**SHORT EXERCISE**
Below is a block of records; reproduce all of them exactly and leave out any pictures.

**RECORDS TO PROCESS**

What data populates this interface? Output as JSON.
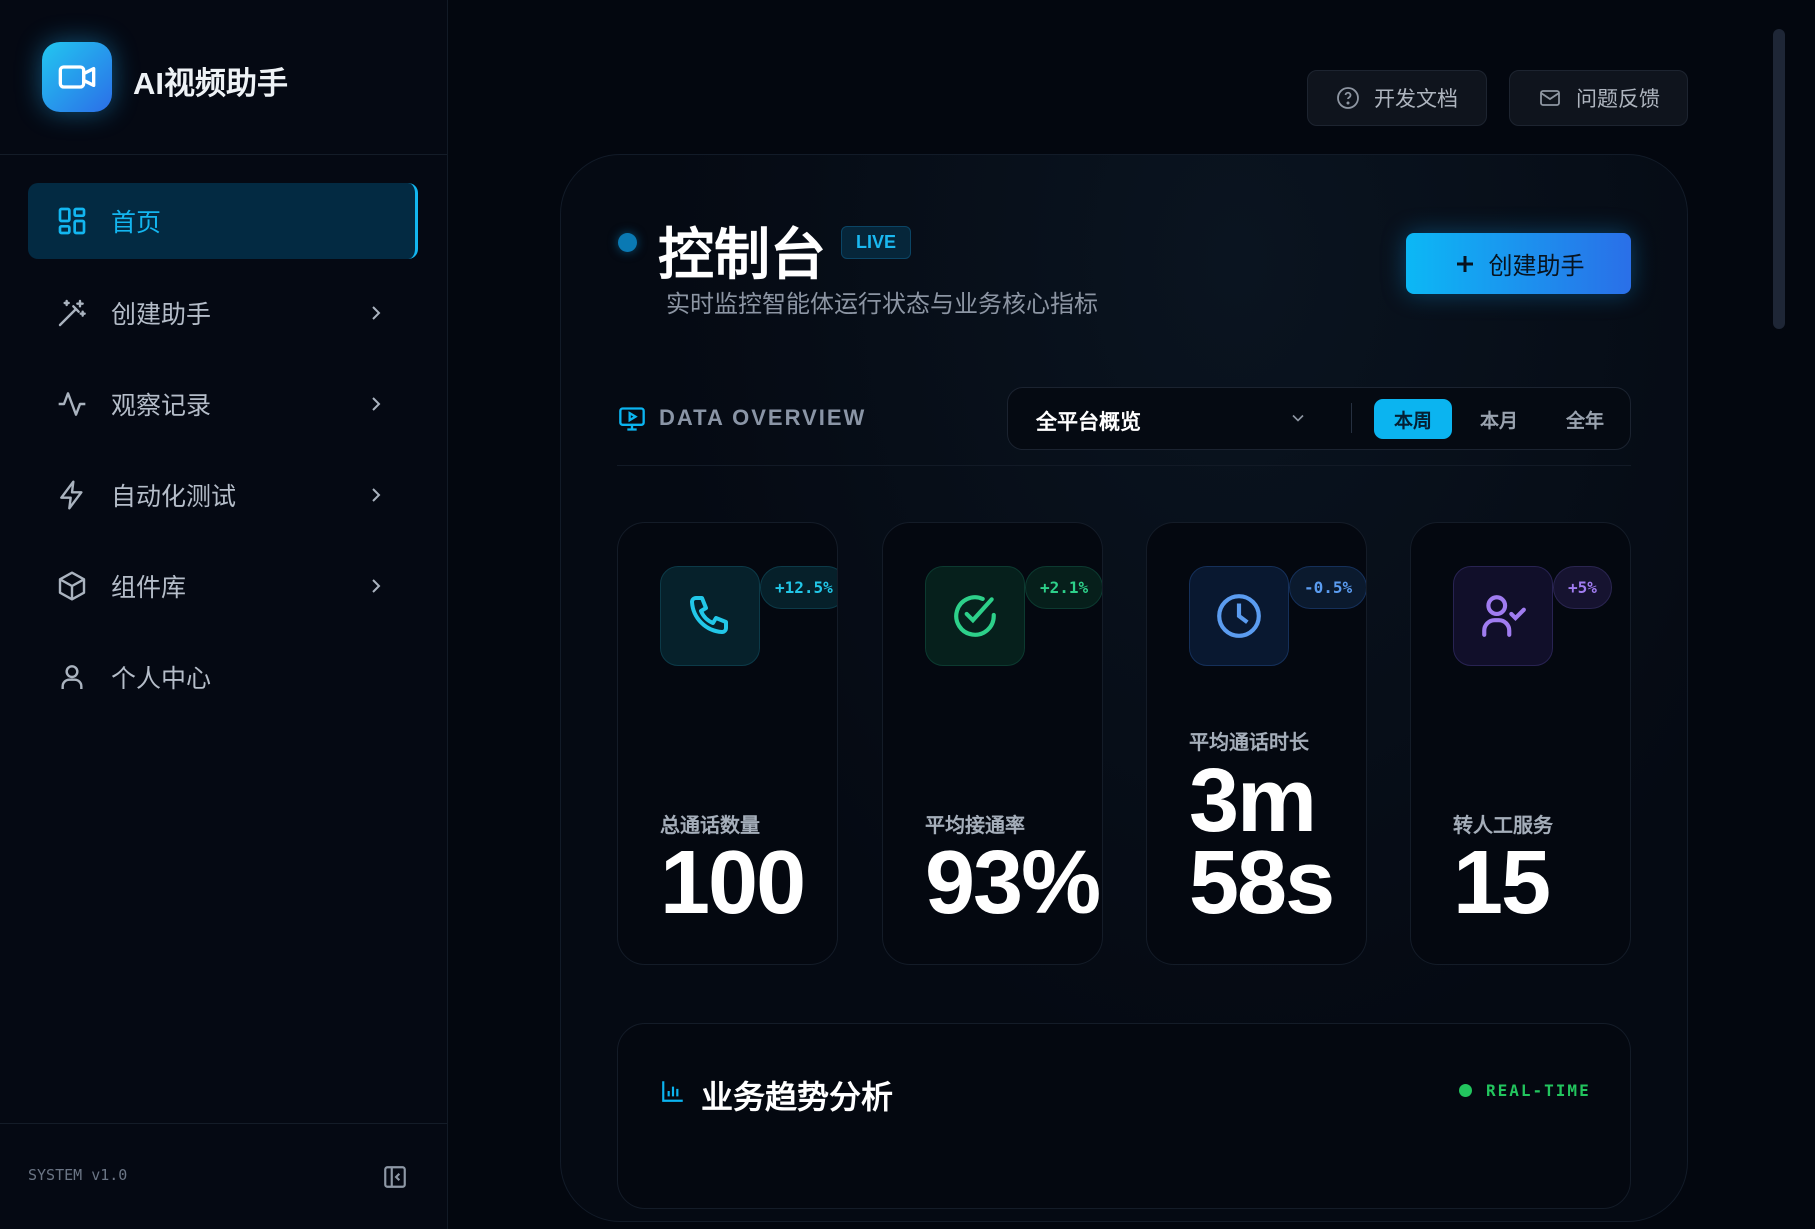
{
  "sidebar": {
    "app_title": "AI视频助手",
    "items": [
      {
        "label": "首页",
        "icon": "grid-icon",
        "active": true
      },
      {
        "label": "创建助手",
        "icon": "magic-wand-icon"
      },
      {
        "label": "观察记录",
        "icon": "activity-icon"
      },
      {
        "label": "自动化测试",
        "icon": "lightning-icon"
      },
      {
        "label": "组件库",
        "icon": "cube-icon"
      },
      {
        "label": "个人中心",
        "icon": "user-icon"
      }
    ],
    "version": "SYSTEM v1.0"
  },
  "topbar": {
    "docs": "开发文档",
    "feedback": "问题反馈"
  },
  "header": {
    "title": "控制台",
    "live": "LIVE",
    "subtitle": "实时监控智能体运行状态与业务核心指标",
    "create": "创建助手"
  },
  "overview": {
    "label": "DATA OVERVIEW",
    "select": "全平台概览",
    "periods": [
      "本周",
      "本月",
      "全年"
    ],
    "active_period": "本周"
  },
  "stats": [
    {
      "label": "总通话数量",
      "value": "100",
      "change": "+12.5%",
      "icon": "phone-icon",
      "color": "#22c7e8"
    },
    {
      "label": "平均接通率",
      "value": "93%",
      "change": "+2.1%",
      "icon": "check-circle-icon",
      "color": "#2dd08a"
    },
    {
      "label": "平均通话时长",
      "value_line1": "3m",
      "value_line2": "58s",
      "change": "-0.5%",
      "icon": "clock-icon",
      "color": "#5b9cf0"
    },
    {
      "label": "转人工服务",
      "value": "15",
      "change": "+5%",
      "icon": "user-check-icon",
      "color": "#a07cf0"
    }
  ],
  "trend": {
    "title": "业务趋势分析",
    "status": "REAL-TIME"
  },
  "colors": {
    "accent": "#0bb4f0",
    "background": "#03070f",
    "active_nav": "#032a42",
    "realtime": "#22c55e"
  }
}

**THE COMPLETED TASK**
What data populates this interface? Output as JSON.
{
  "sidebar": {
    "app_title": "AI视频助手",
    "items": [
      {
        "label": "首页",
        "icon": "grid-icon",
        "active": true
      },
      {
        "label": "创建助手",
        "icon": "magic-wand-icon"
      },
      {
        "label": "观察记录",
        "icon": "activity-icon"
      },
      {
        "label": "自动化测试",
        "icon": "lightning-icon"
      },
      {
        "label": "组件库",
        "icon": "cube-icon"
      },
      {
        "label": "个人中心",
        "icon": "user-icon"
      }
    ],
    "version": "SYSTEM v1.0"
  },
  "topbar": {
    "docs": "开发文档",
    "feedback": "问题反馈"
  },
  "header": {
    "title": "控制台",
    "live": "LIVE",
    "subtitle": "实时监控智能体运行状态与业务核心指标",
    "create": "创建助手"
  },
  "overview": {
    "label": "DATA OVERVIEW",
    "select": "全平台概览",
    "periods": [
      "本周",
      "本月",
      "全年"
    ],
    "active_period": "本周"
  },
  "stats": [
    {
      "label": "总通话数量",
      "value": "100",
      "change": "+12.5%",
      "icon": "phone-icon",
      "color": "#22c7e8"
    },
    {
      "label": "平均接通率",
      "value": "93%",
      "change": "+2.1%",
      "icon": "check-circle-icon",
      "color": "#2dd08a"
    },
    {
      "label": "平均通话时长",
      "value_line1": "3m",
      "value_line2": "58s",
      "change": "-0.5%",
      "icon": "clock-icon",
      "color": "#5b9cf0"
    },
    {
      "label": "转人工服务",
      "value": "15",
      "change": "+5%",
      "icon": "user-check-icon",
      "color": "#a07cf0"
    }
  ],
  "trend": {
    "title": "业务趋势分析",
    "status": "REAL-TIME"
  },
  "colors": {
    "accent": "#0bb4f0",
    "background": "#03070f",
    "active_nav": "#032a42",
    "realtime": "#22c55e"
  }
}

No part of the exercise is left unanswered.